_Challenge_
Pull out every line below that holds the word "frac".

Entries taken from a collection
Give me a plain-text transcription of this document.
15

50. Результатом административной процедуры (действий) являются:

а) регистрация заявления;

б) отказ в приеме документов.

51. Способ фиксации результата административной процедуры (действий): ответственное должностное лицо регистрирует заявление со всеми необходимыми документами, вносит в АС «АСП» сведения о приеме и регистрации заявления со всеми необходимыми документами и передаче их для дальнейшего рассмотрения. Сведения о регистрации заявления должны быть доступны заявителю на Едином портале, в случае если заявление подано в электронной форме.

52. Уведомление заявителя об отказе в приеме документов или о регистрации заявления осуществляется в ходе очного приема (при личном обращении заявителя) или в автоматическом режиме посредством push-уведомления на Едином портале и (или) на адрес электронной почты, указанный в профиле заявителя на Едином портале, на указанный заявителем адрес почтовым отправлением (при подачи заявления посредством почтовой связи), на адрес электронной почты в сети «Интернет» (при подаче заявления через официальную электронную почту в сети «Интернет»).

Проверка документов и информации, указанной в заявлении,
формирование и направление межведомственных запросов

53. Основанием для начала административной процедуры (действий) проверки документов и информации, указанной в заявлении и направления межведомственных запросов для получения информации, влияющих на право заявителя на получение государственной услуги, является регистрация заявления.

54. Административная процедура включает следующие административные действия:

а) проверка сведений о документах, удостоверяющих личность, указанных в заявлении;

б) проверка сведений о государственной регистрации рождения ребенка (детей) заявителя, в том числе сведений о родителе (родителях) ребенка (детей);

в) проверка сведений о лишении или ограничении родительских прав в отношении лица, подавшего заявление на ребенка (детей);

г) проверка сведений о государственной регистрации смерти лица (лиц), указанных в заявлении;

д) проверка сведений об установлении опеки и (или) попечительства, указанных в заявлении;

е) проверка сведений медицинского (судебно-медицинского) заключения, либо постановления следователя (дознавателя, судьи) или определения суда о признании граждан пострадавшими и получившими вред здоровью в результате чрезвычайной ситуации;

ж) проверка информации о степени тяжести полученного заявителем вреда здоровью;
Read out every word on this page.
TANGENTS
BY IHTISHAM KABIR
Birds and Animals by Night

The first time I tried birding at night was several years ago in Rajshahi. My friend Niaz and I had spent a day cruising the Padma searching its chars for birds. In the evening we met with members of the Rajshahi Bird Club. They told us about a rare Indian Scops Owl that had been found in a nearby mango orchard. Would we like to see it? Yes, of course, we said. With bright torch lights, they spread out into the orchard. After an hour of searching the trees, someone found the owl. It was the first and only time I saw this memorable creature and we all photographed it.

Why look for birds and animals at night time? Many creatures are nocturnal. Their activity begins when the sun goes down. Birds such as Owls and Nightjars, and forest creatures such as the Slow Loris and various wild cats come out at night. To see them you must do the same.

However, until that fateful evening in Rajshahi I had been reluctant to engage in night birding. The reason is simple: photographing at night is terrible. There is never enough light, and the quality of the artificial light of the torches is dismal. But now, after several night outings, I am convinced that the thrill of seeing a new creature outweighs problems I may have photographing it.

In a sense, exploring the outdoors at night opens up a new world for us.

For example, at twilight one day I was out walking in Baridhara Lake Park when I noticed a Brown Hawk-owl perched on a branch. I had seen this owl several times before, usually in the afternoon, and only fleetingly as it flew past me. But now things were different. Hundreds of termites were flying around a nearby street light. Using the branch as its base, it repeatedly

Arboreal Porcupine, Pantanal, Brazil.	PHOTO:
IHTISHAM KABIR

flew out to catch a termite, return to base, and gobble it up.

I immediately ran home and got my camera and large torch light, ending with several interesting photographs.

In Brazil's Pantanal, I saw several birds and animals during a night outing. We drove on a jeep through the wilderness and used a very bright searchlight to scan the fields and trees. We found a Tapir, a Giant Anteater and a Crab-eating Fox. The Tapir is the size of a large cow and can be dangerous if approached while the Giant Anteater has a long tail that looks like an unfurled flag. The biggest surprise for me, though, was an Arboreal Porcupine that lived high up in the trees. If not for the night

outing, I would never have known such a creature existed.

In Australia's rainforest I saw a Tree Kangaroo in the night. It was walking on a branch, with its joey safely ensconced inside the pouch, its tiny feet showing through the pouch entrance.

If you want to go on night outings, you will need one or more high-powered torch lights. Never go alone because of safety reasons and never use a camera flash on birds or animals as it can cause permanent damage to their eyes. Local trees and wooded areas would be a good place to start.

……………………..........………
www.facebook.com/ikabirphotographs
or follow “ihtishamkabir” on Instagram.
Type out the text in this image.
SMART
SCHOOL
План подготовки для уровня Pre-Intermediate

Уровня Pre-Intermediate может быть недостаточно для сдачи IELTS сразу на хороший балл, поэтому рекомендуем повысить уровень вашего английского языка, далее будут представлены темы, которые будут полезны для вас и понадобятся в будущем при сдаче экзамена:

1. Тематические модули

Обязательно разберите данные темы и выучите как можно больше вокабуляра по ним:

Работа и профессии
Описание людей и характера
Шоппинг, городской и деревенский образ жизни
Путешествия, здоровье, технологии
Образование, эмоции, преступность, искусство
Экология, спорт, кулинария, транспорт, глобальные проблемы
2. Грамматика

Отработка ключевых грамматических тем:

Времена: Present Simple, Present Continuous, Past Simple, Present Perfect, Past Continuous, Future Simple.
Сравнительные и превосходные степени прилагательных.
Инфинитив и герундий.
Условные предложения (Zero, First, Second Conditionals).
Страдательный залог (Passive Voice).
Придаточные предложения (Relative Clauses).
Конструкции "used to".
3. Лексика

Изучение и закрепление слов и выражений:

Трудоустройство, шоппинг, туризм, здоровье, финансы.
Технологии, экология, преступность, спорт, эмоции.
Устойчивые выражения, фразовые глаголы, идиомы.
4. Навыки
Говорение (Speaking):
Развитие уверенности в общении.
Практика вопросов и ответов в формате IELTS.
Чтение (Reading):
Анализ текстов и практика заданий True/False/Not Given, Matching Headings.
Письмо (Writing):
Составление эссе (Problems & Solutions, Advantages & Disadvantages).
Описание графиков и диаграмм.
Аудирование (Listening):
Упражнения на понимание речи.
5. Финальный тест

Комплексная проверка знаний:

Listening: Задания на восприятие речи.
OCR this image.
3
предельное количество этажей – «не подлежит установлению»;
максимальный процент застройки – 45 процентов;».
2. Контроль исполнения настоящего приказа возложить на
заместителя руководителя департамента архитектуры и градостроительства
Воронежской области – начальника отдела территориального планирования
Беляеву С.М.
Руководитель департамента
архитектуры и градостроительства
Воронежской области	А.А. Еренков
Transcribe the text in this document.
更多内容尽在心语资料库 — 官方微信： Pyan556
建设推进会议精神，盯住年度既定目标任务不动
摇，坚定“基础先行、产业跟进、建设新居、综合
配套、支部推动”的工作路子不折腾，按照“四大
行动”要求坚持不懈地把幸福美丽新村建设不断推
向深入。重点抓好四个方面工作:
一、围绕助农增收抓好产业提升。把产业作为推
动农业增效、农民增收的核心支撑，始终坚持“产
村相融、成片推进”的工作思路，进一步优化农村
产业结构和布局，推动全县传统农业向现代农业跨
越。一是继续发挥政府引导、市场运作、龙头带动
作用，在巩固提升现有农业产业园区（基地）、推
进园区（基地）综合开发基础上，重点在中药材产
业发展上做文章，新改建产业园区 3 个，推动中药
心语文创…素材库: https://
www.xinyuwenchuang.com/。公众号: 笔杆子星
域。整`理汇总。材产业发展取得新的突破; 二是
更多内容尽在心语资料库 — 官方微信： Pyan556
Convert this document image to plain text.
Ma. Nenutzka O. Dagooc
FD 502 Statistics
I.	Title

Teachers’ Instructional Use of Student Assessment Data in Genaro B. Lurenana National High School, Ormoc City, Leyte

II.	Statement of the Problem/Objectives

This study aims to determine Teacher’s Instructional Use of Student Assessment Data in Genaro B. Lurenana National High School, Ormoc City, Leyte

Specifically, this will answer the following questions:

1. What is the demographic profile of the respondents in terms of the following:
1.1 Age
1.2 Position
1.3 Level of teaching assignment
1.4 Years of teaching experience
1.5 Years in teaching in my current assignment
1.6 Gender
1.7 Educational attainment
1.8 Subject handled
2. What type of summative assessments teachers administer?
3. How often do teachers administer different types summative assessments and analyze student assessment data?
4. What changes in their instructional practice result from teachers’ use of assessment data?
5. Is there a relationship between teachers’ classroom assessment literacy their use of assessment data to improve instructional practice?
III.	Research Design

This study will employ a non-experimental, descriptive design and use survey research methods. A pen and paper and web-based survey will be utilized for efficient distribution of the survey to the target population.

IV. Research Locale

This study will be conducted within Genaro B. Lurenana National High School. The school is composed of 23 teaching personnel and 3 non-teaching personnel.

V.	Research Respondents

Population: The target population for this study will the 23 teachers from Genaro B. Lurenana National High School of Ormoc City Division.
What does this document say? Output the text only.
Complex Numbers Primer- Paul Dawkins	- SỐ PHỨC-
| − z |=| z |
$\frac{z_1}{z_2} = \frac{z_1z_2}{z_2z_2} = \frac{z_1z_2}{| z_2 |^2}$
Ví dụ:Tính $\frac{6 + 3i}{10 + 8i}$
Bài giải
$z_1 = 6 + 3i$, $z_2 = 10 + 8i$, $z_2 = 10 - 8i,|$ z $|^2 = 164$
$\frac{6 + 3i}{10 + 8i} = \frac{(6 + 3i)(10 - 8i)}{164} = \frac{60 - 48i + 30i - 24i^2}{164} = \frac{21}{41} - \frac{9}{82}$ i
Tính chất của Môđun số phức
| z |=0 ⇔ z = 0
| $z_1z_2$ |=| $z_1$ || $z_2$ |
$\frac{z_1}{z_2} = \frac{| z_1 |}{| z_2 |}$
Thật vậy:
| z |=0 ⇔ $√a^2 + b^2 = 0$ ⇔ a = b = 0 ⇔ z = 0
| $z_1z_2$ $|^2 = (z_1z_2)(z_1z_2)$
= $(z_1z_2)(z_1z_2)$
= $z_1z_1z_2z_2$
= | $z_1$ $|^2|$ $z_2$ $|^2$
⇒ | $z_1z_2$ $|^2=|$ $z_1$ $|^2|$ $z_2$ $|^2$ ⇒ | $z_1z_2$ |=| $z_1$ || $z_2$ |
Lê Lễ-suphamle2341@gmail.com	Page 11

_Written response_
$\frac{z_1}{z_2} = \frac{z_1z_2}{z_2z_2} = \frac{z_1z_2}{| z_2 |^2}$
Ví dụ:Tính $\frac{6 + 3i}{10 + 8i}$
$\frac{6 + 3i}{10 + 8i} = \frac{(6 + 3i)(10 - 8i)}{164} = \frac{60 - 48i + 30i - 24i^2}{164} = \frac{21}{41} - \frac{9}{82}$ i
$\frac{z_1}{z_2} = \frac{| z_1 |}{| z_2 |}$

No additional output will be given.